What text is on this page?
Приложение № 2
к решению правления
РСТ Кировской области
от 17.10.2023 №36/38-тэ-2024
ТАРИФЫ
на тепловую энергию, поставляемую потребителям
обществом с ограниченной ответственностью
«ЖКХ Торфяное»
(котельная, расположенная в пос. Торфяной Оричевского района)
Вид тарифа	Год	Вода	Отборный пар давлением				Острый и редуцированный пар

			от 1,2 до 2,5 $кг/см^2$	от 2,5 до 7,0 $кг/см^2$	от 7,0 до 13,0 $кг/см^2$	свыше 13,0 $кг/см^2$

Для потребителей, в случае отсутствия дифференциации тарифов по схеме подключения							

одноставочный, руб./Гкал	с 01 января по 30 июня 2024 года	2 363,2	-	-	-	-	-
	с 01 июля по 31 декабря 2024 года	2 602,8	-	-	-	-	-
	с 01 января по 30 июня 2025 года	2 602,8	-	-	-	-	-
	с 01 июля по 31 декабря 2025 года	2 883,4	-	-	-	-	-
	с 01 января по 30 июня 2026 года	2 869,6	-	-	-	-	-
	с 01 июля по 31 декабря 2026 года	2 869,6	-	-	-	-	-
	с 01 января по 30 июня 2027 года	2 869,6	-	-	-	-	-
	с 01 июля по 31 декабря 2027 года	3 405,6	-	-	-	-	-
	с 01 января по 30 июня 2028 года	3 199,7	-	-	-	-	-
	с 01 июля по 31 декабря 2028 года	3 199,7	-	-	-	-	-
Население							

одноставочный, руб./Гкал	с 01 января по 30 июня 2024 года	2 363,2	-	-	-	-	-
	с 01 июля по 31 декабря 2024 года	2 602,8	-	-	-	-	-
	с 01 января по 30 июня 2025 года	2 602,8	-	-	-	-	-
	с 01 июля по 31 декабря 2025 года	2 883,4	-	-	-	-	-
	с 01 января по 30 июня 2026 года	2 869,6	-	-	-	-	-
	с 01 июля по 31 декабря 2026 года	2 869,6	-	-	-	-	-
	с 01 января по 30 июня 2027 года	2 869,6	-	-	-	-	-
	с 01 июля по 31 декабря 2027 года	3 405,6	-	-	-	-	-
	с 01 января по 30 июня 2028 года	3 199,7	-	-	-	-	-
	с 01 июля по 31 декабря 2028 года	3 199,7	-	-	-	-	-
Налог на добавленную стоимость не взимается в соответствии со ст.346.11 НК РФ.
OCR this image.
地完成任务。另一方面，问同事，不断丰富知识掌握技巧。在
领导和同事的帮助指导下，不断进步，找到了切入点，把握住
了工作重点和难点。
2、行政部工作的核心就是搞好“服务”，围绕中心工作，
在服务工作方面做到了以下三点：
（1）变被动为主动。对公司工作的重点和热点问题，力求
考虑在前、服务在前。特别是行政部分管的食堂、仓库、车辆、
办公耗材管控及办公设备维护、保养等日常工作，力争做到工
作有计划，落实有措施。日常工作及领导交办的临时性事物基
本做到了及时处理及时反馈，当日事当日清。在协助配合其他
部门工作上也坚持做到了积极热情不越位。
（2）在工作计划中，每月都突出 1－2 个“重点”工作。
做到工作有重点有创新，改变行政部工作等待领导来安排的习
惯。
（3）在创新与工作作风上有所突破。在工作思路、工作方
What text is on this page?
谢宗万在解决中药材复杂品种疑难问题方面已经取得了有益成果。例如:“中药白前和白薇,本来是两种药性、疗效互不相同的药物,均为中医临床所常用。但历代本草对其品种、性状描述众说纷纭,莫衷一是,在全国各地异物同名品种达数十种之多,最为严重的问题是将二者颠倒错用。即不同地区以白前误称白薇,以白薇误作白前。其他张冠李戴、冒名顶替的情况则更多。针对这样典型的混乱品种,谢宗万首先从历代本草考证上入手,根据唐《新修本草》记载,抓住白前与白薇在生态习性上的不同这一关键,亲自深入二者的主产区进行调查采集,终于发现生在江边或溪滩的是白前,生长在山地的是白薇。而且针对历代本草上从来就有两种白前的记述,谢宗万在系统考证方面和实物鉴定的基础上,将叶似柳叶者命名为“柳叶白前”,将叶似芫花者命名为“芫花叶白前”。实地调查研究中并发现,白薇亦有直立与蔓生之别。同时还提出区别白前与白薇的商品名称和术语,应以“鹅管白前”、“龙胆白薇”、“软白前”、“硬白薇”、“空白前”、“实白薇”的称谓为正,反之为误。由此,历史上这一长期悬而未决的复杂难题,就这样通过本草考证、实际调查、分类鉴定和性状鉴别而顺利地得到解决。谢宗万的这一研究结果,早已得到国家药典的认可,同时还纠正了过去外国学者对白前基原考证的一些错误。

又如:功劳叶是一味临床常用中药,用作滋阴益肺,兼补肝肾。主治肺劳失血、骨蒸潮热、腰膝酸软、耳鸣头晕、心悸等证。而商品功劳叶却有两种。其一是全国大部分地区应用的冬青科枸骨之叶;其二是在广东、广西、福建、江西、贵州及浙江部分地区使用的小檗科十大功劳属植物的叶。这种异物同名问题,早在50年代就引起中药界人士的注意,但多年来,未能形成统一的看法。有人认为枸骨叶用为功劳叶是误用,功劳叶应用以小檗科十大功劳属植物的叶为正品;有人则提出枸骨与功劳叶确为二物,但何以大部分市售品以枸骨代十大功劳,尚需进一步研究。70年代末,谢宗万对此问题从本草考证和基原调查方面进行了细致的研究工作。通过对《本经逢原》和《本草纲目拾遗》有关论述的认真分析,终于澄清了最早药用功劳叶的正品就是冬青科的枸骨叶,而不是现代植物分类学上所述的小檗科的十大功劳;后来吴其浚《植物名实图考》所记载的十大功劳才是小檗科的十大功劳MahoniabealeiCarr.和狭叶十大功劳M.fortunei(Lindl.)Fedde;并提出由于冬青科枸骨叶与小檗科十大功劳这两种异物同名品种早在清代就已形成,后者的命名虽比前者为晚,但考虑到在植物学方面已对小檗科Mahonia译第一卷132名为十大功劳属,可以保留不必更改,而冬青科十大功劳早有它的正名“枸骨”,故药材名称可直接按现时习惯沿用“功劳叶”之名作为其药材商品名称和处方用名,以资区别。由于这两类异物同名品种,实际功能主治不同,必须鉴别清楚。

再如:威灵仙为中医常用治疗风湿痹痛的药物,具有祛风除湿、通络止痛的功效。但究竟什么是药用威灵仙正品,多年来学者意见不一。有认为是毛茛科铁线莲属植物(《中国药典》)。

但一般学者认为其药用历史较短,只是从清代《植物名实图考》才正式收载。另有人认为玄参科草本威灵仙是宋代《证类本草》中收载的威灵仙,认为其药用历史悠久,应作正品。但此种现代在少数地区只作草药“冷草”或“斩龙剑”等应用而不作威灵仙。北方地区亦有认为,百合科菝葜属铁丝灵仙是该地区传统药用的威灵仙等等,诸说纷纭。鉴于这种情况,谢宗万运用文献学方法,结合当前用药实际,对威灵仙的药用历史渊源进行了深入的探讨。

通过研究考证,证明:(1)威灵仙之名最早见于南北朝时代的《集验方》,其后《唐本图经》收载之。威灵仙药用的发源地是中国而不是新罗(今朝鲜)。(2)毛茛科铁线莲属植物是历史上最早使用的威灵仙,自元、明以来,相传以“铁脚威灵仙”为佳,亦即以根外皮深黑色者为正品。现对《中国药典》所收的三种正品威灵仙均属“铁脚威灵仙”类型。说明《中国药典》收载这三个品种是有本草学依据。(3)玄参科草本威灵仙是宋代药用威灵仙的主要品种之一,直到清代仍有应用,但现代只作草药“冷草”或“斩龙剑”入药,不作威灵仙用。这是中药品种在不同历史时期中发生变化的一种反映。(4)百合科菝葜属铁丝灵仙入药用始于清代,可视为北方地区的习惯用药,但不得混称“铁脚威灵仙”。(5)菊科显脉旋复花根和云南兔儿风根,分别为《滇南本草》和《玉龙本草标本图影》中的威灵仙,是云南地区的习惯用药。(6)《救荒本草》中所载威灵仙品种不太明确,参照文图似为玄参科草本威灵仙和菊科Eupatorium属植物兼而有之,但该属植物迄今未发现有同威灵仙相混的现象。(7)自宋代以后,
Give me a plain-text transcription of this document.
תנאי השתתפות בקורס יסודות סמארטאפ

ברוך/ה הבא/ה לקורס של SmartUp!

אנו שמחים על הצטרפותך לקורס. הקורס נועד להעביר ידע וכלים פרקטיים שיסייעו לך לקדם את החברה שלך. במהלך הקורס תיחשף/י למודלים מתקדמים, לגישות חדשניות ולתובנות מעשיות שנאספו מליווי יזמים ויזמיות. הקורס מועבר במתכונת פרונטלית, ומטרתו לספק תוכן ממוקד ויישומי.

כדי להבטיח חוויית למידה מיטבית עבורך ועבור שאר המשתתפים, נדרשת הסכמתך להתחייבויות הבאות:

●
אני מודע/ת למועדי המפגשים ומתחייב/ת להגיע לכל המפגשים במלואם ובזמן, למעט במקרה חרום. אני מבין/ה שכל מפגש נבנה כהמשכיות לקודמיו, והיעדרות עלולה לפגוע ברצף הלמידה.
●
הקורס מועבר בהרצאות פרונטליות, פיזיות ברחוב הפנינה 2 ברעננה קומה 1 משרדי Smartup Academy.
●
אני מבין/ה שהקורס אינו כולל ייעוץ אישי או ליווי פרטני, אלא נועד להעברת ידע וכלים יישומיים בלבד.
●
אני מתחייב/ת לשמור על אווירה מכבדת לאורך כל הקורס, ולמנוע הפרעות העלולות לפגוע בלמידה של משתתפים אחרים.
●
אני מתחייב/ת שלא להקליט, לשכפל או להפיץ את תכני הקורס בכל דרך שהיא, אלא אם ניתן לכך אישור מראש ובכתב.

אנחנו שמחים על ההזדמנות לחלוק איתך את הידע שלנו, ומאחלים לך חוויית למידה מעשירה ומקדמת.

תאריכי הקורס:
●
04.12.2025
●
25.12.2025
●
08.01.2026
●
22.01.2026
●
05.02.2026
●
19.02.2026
====================
• PROBLEM DETAILS:
Of the lines above, how many contain the word "וכלים"? Provide the number and nothing else.

• FULL SOLUTION:
2